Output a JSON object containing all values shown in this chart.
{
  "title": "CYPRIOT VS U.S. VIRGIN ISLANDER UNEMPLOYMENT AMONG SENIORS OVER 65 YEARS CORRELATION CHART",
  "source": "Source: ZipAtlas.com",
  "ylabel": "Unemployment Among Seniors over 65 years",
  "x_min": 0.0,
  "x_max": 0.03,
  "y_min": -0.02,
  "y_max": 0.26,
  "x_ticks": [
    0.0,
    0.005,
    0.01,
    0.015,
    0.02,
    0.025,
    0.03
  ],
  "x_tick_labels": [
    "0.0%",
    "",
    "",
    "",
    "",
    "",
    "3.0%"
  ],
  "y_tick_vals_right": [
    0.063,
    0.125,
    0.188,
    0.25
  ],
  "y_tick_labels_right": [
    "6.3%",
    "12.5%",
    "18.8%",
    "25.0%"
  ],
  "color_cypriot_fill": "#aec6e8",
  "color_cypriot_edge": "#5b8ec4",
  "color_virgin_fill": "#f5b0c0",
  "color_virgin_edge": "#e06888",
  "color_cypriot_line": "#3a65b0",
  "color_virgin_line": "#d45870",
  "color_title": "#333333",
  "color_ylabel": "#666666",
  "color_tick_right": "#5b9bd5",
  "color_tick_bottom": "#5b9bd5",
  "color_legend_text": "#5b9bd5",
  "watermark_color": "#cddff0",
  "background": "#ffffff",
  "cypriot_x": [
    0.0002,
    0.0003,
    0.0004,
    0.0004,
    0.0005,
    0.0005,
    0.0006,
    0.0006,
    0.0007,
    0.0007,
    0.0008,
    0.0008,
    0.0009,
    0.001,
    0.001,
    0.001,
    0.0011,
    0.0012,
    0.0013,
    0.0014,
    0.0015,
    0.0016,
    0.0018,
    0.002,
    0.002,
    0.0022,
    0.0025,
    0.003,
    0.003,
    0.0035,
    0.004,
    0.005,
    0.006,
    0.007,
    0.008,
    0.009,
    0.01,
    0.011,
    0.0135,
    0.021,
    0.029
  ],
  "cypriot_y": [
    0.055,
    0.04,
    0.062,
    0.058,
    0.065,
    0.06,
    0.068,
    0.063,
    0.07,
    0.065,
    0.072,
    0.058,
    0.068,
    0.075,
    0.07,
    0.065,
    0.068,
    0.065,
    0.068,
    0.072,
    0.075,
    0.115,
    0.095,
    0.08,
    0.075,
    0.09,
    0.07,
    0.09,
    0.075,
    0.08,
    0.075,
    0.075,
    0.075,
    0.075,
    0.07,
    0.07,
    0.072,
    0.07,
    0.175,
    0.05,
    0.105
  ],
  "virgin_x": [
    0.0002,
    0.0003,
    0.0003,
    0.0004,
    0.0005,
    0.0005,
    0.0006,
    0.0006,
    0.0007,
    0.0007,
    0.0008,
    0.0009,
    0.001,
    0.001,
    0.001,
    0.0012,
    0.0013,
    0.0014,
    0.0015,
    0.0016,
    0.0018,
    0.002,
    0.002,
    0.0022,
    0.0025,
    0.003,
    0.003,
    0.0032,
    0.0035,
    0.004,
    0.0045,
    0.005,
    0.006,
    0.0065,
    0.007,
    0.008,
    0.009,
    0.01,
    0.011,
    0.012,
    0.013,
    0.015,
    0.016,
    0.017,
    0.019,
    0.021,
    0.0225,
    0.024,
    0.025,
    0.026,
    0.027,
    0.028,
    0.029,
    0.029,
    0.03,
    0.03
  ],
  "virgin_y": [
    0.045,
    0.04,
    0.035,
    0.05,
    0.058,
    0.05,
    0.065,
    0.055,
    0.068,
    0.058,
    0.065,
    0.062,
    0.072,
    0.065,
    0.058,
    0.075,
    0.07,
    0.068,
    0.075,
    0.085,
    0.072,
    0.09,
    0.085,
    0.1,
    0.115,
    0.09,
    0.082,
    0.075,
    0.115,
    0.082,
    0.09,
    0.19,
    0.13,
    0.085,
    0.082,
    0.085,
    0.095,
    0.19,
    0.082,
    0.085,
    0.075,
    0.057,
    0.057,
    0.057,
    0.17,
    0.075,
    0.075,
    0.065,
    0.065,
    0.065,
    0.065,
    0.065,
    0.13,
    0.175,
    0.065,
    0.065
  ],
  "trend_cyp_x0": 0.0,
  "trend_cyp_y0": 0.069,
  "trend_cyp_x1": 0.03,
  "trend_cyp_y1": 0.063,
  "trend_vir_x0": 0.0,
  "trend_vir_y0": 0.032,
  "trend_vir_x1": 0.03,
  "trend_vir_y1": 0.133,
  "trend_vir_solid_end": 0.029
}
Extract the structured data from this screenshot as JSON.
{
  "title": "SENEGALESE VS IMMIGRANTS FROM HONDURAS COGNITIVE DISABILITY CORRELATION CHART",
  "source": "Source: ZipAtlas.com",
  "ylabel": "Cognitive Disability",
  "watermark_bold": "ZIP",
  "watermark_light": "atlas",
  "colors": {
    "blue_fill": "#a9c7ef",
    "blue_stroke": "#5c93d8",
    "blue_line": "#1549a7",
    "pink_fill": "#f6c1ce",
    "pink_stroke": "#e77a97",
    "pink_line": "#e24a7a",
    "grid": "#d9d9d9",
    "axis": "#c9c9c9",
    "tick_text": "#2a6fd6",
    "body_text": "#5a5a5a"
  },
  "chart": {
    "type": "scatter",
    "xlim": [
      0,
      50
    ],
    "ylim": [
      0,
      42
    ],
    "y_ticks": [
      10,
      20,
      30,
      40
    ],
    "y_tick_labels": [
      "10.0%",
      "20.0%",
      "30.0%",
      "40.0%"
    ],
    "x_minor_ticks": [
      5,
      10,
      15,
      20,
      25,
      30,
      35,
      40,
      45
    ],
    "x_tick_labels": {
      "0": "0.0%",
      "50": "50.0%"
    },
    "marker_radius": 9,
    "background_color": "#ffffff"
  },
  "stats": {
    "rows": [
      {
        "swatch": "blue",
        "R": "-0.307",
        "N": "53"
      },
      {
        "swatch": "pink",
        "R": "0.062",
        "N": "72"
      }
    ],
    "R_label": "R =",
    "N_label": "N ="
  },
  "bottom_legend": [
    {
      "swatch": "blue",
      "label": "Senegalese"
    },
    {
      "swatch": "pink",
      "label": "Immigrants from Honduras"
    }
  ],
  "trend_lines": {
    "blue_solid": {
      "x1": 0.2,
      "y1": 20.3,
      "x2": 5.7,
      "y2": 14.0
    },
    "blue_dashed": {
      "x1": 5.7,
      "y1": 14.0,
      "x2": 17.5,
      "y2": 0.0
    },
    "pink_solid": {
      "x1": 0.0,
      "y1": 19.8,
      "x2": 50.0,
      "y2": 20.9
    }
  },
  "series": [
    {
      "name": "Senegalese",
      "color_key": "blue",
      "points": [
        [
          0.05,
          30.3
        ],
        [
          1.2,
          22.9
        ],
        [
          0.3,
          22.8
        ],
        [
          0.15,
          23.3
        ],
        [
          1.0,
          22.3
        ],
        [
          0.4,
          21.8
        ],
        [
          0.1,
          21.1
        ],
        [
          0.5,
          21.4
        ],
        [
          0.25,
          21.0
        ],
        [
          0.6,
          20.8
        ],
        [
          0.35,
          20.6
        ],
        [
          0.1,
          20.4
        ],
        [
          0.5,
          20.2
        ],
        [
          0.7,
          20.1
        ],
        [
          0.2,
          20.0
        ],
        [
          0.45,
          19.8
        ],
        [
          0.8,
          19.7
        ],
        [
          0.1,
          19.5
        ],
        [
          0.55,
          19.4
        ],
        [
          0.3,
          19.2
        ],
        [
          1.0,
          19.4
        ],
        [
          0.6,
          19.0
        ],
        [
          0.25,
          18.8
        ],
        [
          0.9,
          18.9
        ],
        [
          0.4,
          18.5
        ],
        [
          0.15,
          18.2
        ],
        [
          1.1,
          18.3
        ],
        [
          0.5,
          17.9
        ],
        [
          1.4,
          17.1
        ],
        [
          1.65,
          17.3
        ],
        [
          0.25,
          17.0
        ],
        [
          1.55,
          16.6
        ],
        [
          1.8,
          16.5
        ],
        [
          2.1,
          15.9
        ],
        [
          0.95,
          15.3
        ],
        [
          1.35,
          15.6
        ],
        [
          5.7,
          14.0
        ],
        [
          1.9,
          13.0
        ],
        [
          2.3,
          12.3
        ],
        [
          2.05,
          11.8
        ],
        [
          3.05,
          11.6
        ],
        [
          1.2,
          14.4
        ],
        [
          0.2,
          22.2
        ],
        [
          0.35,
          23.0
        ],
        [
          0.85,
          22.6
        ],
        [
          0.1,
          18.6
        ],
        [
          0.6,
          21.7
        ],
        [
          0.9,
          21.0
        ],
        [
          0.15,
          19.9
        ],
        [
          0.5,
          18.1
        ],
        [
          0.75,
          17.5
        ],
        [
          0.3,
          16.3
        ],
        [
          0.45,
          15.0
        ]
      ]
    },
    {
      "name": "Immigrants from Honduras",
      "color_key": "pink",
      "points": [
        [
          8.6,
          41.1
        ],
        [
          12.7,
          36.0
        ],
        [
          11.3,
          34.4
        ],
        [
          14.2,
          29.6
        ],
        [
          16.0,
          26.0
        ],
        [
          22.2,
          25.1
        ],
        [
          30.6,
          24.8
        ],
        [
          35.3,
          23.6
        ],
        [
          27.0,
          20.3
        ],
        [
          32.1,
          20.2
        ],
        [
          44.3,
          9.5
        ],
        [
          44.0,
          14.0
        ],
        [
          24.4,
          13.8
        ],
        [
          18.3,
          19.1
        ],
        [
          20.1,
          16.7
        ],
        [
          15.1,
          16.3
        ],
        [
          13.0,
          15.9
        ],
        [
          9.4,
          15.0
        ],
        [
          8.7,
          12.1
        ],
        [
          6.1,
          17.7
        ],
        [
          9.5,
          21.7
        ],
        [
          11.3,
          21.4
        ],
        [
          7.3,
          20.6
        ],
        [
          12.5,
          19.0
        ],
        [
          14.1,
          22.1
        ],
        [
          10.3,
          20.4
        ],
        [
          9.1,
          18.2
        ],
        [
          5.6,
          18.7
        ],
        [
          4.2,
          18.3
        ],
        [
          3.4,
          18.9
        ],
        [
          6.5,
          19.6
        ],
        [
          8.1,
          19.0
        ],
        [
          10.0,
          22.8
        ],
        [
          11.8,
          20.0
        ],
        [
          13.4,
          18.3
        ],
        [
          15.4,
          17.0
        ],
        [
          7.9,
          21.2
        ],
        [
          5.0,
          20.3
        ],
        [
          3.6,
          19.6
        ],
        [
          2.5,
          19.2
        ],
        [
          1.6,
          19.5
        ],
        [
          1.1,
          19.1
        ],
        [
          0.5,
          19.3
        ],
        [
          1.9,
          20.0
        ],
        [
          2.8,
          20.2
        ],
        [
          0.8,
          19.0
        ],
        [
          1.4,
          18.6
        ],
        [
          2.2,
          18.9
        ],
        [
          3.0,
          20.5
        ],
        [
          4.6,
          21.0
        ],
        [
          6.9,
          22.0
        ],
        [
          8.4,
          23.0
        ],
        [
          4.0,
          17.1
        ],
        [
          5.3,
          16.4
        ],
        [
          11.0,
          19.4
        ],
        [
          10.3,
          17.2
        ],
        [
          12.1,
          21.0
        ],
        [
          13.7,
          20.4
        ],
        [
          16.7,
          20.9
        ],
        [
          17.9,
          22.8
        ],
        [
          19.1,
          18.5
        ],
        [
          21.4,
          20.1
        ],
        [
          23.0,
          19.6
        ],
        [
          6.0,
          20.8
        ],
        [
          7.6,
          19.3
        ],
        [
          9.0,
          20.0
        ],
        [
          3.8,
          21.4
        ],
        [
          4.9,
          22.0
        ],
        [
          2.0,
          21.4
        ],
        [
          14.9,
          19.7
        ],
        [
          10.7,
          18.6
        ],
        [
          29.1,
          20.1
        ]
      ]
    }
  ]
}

□ □ □ □

**What is needed**
Show all lines from the data above in which the word "this" appears.

**Reply to the exercise**
Output a JSON object containing all values shown in this chart.
Extract the structured data from this screenshot as JSON.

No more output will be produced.